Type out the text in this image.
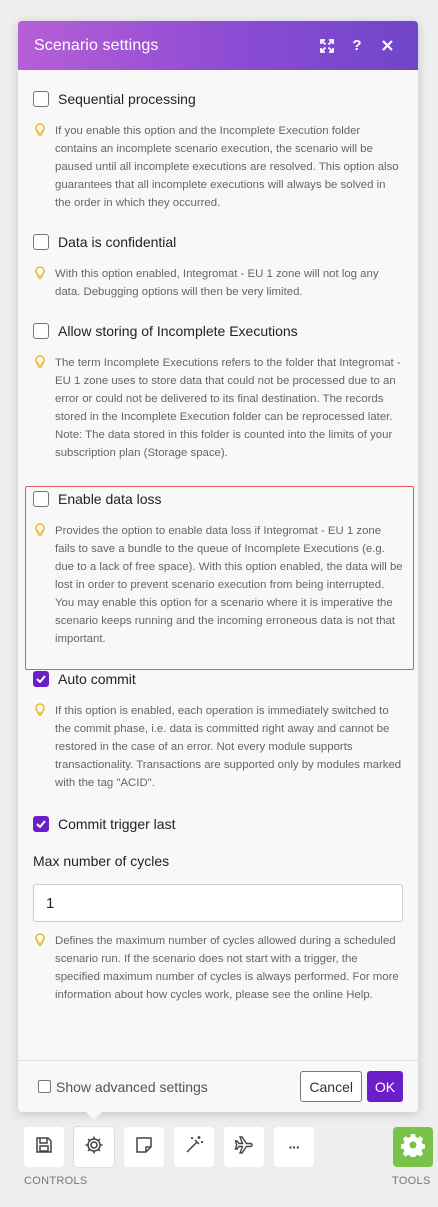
Scenario settings	?
Sequential processing
If you enable this option and the Incomplete Execution folder contains an incomplete scenario execution, the scenario will be paused until all incomplete executions are resolved. This option also guarantees that all incomplete executions will always be solved in the order in which they occurred.
Data is confidential
With this option enabled, Integromat - EU 1 zone will not log any data. Debugging options will then be very limited.
Allow storing of Incomplete Executions
The term Incomplete Executions refers to the folder that Integromat - EU 1 zone uses to store data that could not be processed due to an error or could not be delivered to its final destination. The records stored in the Incomplete Execution folder can be reprocessed later. Note: The data stored in this folder is counted into the limits of your subscription plan (Storage space).
Enable data loss
Provides the option to enable data loss if Integromat - EU 1 zone fails to save a bundle to the queue of Incomplete Executions (e.g. due to a lack of free space). With this option enabled, the data will be lost in order to prevent scenario execution from being interrupted. You may enable this option for a scenario where it is imperative the scenario keeps running and the incoming erroneous data is not that important.
Auto commit
If this option is enabled, each operation is immediately switched to the commit phase, i.e. data is committed right away and cannot be restored in the case of an error. Not every module supports transactionality. Transactions are supported only by modules marked with the tag "ACID".
Commit trigger last
Max number of cycles
1
Defines the maximum number of cycles allowed during a scheduled scenario run. If the scenario does not start with a trigger, the specified maximum number of cycles is always performed. For more information about how cycles work, please see the online Help.
Show advanced settings	Cancel	OK
···
CONTROLS	TOOLS
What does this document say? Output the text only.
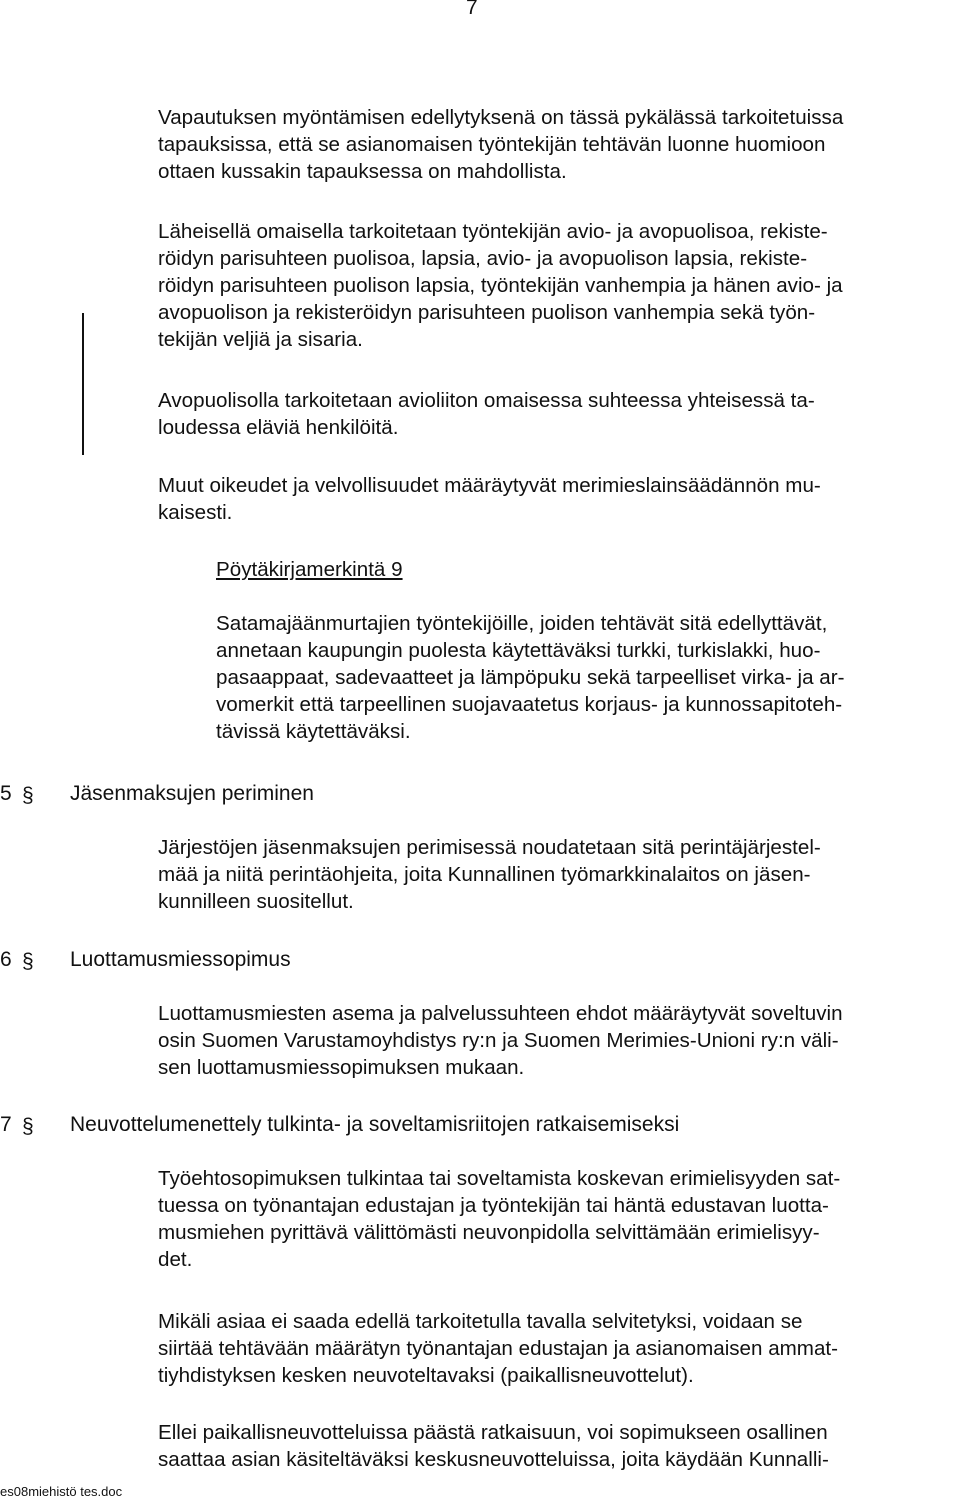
7
Vapautuksen myöntämisen edellytyksenä on tässä pykälässä tarkoitetuissa
tapauksissa, että se asianomaisen työntekijän tehtävän luonne huomioon
ottaen kussakin tapauksessa on mahdollista.
Läheisellä omaisella tarkoitetaan työntekijän avio- ja avopuolisoa, rekiste-
röidyn parisuhteen puolisoa, lapsia, avio- ja avopuolison lapsia, rekiste-
röidyn parisuhteen puolison lapsia, työntekijän vanhempia ja hänen avio- ja
avopuolison ja rekisteröidyn parisuhteen puolison vanhempia sekä työn-
tekijän veljiä ja sisaria.
Avopuolisolla tarkoitetaan avioliiton omaisessa suhteessa yhteisessä ta-
loudessa eläviä henkilöitä.
Muut oikeudet ja velvollisuudet määräytyvät merimieslainsäädännön mu-
kaisesti.
Pöytäkirjamerkintä 9
Satamajäänmurtajien työntekijöille, joiden tehtävät sitä edellyttävät,
annetaan kaupungin puolesta käytettäväksi turkki, turkislakki, huo-
pasaappaat, sadevaatteet ja lämpöpuku sekä tarpeelliset virka- ja ar-
vomerkit että tarpeellinen suojavaatetus korjaus- ja kunnossapitoteh-
tävissä käytettäväksi.
5 § Jäsenmaksujen periminen
Järjestöjen jäsenmaksujen perimisessä noudatetaan sitä perintäjärjestel-
mää ja niitä perintäohjeita, joita Kunnallinen työmarkkinalaitos on jäsen-
kunnilleen suositellut.
6 § Luottamusmiessopimus
Luottamusmiesten asema ja palvelussuhteen ehdot määräytyvät soveltuvin
osin Suomen Varustamoyhdistys ry:n ja Suomen Merimies-Unioni ry:n väli-
sen luottamusmiessopimuksen mukaan.
7 § Neuvottelumenettely tulkinta- ja soveltamisriitojen ratkaisemiseksi
Työehtosopimuksen tulkintaa tai soveltamista koskevan erimielisyyden sat-
tuessa on työnantajan edustajan ja työntekijän tai häntä edustavan luotta-
musmiehen pyrittävä välittömästi neuvonpidolla selvittämään erimielisyy-
det.
Mikäli asiaa ei saada edellä tarkoitetulla tavalla selvitetyksi, voidaan se
siirtää tehtävään määrätyn työnantajan edustajan ja asianomaisen ammat-
tiyhdistyksen kesken neuvoteltavaksi (paikallisneuvottelut).
Ellei paikallisneuvotteluissa päästä ratkaisuun, voi sopimukseen osallinen
saattaa asian käsiteltäväksi keskusneuvotteluissa, joita käydään Kunnalli-
es08miehistö tes.doc
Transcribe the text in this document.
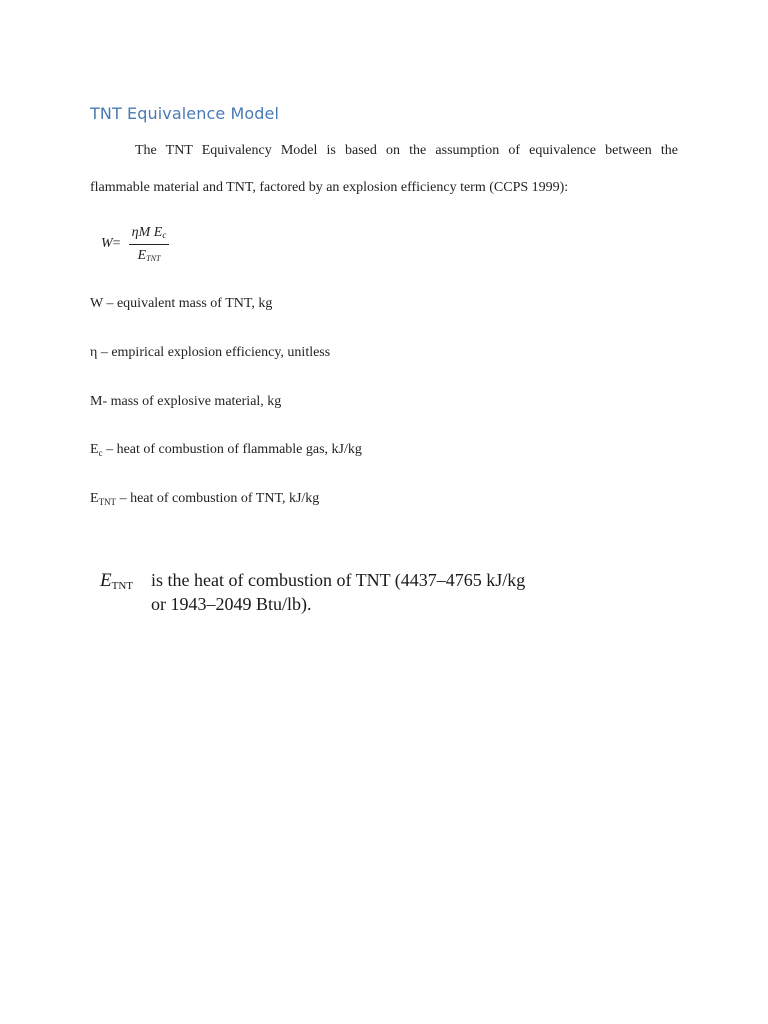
TNT Equivalence Model
The TNT Equivalency Model is based on the assumption of equivalence between the
flammable material and TNT, factored by an explosion efficiency term (CCPS 1999):
W=
ηM $E_c$
$E_{TNT}$
W – equivalent mass of TNT, kg
η – empirical explosion efficiency, unitless
M- mass of explosive material, kg
$E_c$ – heat of combustion of flammable gas, kJ/kg
$E_{TNT}$ – heat of combustion of TNT, kJ/kg
$E_{TNT}$ is the heat of combustion of TNT (4437–4765 kJ/kg
or 1943–2049 Btu/lb).
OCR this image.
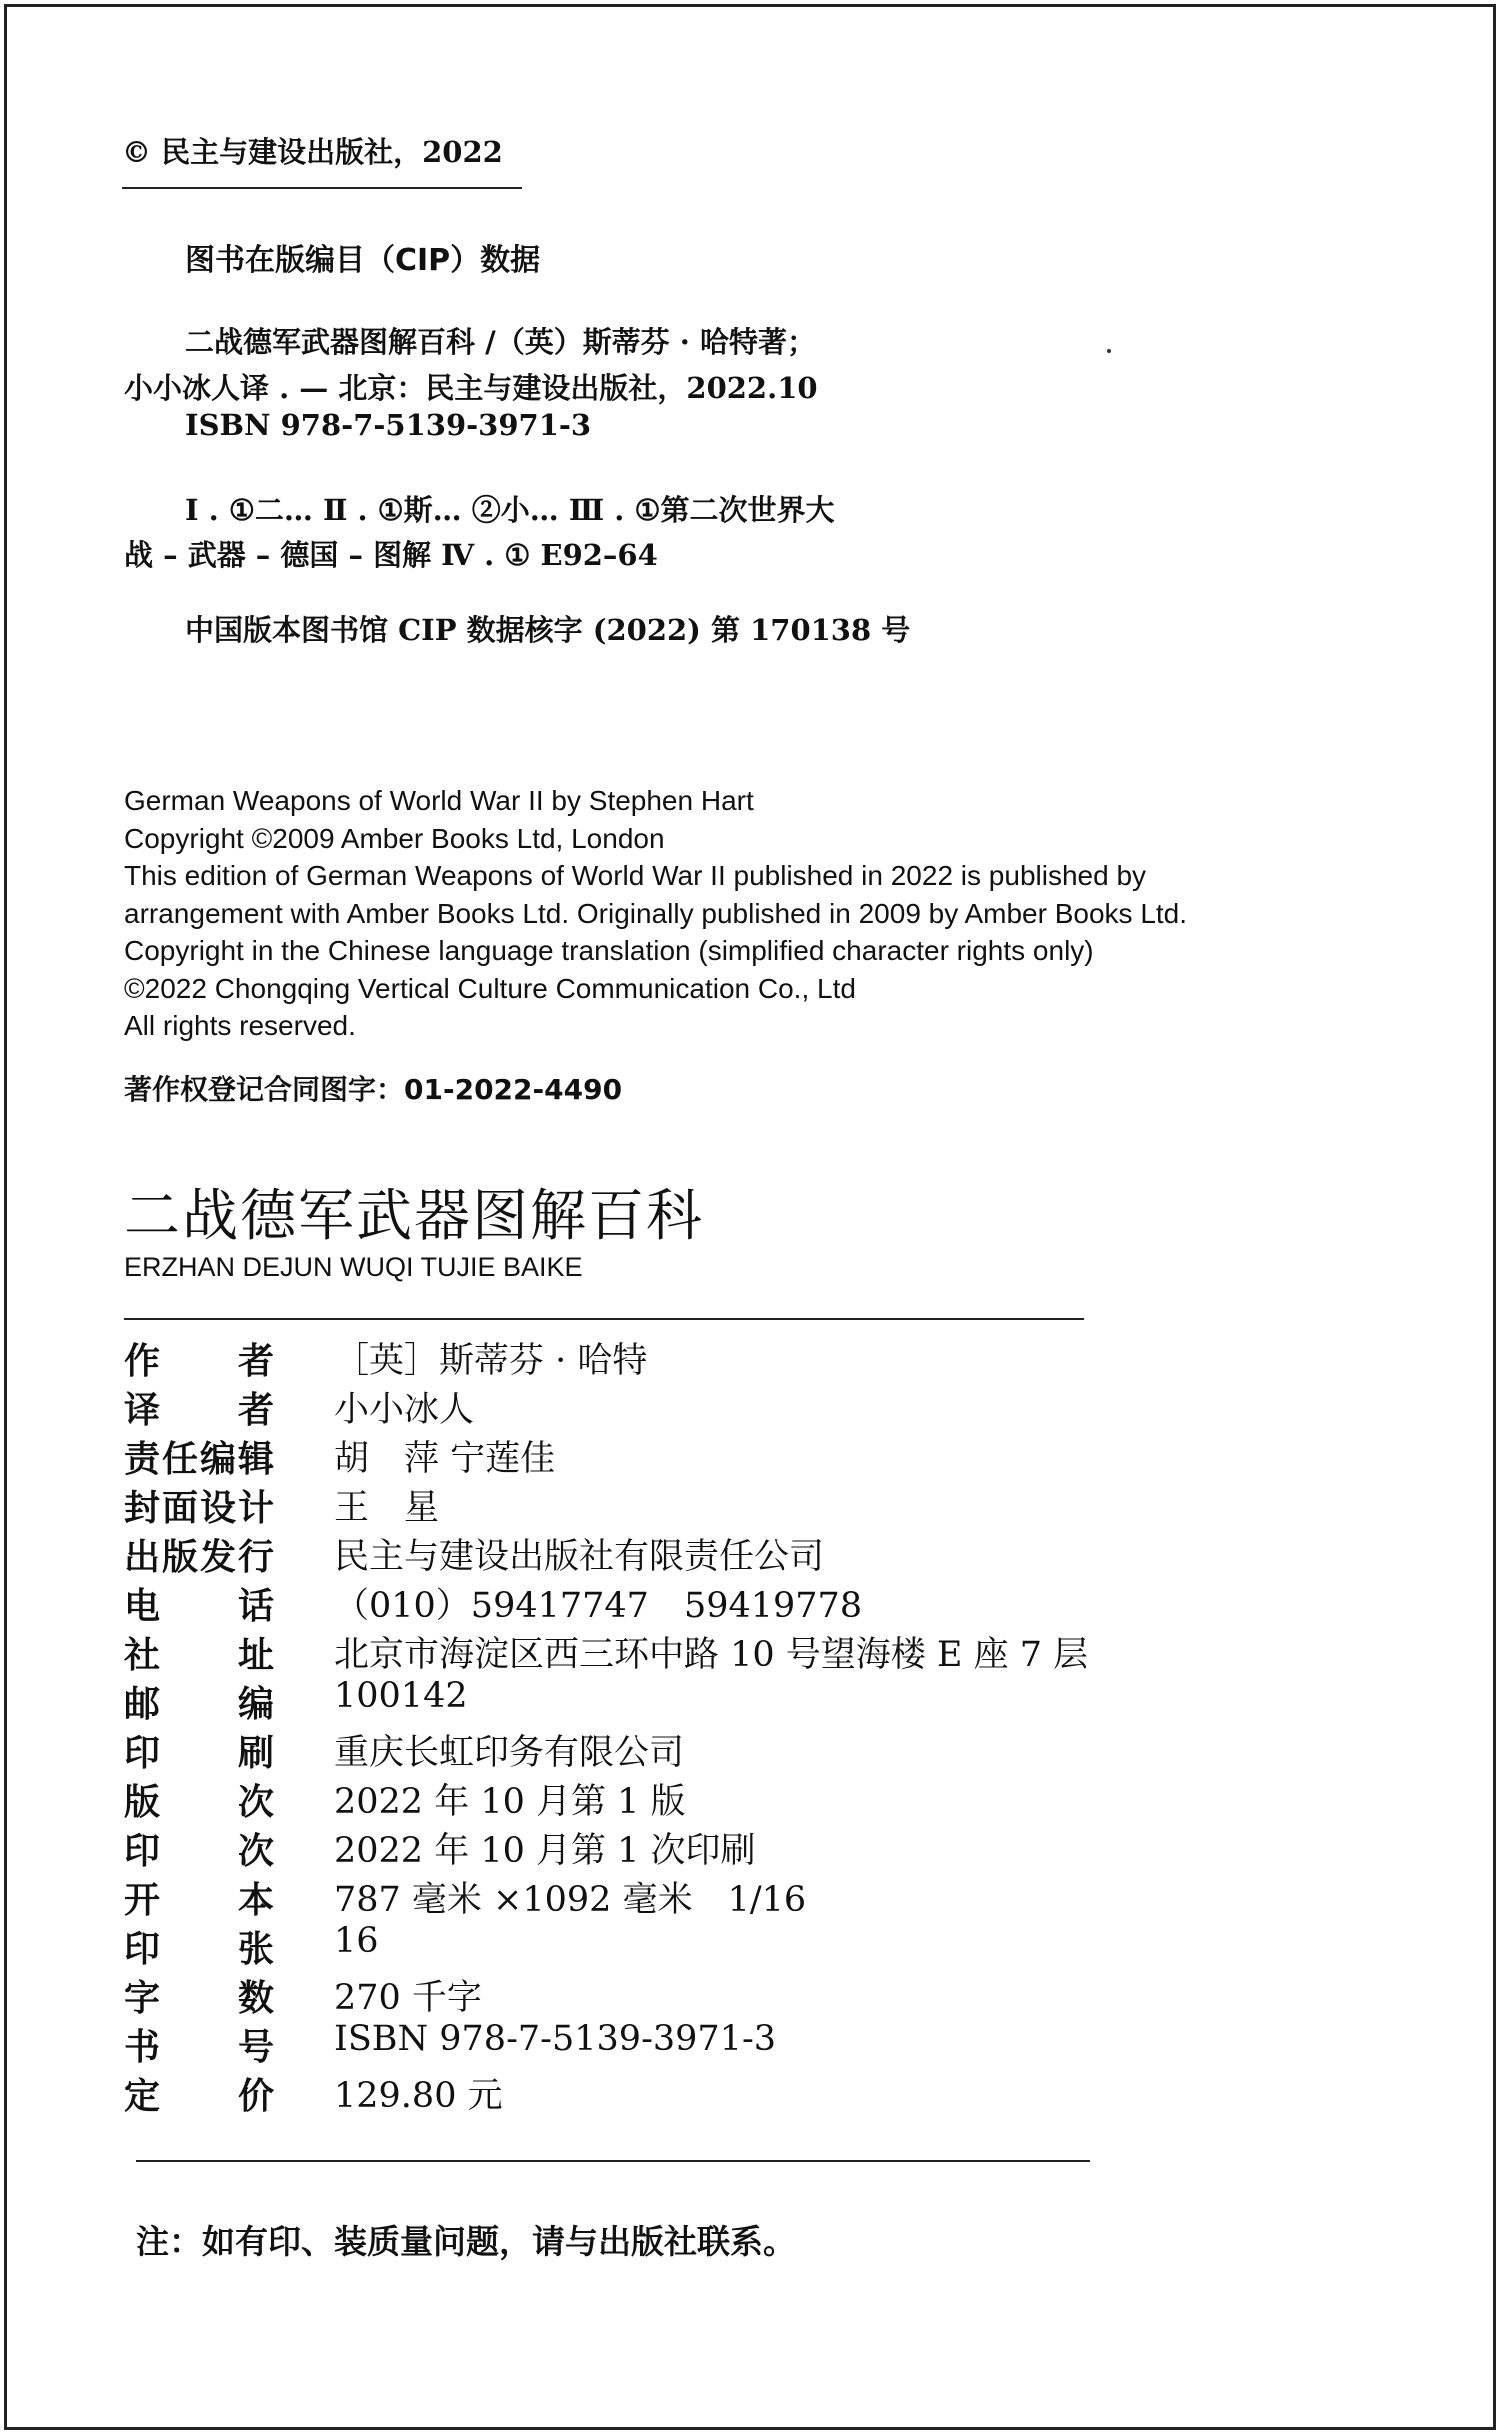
© 民主与建设出版社，2022
图书在版编目（CIP）数据
二战德军武器图解百科 /（英）斯蒂芬 · 哈特著；
小小冰人译 . — 北京：民主与建设出版社，2022.10
ISBN 978-7-5139-3971-3
Ⅰ . ①二… Ⅱ . ①斯… ②小… Ⅲ . ①第二次世界大
战 – 武器 – 德国 – 图解 Ⅳ . ① E92–64
中国版本图书馆 CIP 数据核字 (2022) 第 170138 号
German Weapons of World War II by Stephen Hart
Copyright ©2009 Amber Books Ltd, London
This edition of German Weapons of World War II published in 2022 is published by
arrangement with Amber Books Ltd. Originally published in 2009 by Amber Books Ltd.
Copyright in the Chinese language translation (simplified character rights only)
©2022 Chongqing Vertical Culture Communication Co., Ltd
All rights reserved.
著作权登记合同图字：01-2022-4490
二战德军武器图解百科
ERZHAN DEJUN WUQI TUJIE BAIKE
作 者 ［英］斯蒂芬 · 哈特
译 者 小小冰人
责 任 编 辑 胡　萍 宁莲佳
封 面 设 计 王　星
出 版 发 行 民主与建设出版社有限责任公司
电 话 （010）59417747　59419778
社 址 北京市海淀区西三环中路 10 号望海楼 E 座 7 层
邮 编 100142
印 刷 重庆长虹印务有限公司
版 次 2022 年 10 月第 1 版
印 次 2022 年 10 月第 1 次印刷
开 本 787 毫米 ×1092 毫米　1/16
印 张 16
字 数 270 千字
书 号 ISBN 978-7-5139-3971-3
定 价 129.80 元
注：如有印、装质量问题，请与出版社联系。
=-=-=-=-=
§ **Your instructions**: Each line that has the word "määräytyvät" counts once. How many such lines are in the data? Give the number alone.

§ **In response**: 2